◆ **What is expected**: From the entries below, extract every line that includes the word "color".

◆ **Records for the exercise**:
════════════════
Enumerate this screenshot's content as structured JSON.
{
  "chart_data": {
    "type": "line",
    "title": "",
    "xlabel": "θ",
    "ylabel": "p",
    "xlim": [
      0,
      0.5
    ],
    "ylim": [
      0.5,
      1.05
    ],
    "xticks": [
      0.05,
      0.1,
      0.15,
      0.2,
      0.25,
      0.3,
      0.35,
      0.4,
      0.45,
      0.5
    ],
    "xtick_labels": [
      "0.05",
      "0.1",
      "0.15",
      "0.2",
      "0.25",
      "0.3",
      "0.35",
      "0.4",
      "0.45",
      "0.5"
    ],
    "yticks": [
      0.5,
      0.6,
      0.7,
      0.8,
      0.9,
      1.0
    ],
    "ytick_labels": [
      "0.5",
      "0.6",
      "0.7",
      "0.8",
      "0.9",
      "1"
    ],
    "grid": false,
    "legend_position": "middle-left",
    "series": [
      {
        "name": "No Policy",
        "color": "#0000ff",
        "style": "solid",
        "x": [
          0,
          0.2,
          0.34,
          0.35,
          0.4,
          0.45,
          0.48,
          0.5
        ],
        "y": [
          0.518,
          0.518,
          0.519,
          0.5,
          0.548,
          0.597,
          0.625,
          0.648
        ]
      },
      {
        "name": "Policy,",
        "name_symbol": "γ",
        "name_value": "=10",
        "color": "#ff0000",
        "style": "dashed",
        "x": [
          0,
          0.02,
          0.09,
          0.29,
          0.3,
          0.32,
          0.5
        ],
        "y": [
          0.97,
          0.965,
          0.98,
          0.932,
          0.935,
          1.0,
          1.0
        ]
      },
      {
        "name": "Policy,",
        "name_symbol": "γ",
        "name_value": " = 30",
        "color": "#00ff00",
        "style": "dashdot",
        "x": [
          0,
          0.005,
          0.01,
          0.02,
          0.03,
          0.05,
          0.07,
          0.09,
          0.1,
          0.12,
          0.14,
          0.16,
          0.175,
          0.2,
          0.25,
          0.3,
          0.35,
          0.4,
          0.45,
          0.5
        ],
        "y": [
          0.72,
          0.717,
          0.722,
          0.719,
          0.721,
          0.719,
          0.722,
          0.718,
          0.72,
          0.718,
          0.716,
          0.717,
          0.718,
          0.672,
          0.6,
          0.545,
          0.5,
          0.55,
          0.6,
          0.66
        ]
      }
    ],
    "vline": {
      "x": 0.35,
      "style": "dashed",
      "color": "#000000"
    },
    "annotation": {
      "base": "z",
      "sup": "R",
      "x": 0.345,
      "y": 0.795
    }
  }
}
════════════════
◆ **Exercise output**:
        "color": "#0000ff",
        "color": "#ff0000",
        "color": "#00ff00",
      "color": "#000000"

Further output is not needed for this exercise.